# Directions for this task
Copy every line from the data below in which the string "name" can be found.

* Begin Information given *

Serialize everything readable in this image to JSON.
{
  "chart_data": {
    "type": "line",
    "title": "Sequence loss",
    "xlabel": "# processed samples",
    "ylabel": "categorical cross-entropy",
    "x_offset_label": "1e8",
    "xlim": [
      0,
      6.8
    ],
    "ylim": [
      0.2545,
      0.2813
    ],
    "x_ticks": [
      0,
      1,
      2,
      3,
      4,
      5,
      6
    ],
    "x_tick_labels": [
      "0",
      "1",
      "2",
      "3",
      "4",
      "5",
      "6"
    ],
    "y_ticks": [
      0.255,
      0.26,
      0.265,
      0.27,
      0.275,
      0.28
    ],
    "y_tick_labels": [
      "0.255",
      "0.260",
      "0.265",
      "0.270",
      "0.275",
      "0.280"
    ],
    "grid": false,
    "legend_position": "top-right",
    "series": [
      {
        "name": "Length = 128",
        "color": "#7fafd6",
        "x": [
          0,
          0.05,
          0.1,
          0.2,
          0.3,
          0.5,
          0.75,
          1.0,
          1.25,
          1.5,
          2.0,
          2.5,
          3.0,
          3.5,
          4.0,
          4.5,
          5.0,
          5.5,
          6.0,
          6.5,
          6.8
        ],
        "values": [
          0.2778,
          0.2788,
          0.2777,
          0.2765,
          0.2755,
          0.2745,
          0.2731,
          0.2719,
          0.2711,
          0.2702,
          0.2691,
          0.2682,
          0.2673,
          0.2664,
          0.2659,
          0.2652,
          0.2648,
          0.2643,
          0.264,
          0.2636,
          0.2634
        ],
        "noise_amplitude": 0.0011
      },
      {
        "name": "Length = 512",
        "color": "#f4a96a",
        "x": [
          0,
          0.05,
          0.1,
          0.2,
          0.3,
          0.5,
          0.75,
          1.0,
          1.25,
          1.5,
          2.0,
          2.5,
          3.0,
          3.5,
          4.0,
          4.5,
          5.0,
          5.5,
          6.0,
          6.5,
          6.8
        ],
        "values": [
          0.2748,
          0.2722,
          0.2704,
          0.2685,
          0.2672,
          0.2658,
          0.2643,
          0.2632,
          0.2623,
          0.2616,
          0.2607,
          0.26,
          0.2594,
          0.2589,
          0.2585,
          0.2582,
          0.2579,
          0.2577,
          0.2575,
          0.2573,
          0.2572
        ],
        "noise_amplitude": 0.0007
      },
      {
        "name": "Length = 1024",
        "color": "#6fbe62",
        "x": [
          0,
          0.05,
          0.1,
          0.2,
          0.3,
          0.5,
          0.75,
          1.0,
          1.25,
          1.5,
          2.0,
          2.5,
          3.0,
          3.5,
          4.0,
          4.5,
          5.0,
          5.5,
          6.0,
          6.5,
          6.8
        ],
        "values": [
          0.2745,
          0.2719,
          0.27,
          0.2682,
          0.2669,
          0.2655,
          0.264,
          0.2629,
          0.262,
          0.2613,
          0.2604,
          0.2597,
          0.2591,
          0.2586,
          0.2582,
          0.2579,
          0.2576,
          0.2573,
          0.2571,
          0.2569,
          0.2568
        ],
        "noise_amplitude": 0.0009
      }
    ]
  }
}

* End Information given *

# Answer for this exercise
        "name": "Length = 128",
        "name": "Length = 512",
        "name": "Length = 1024",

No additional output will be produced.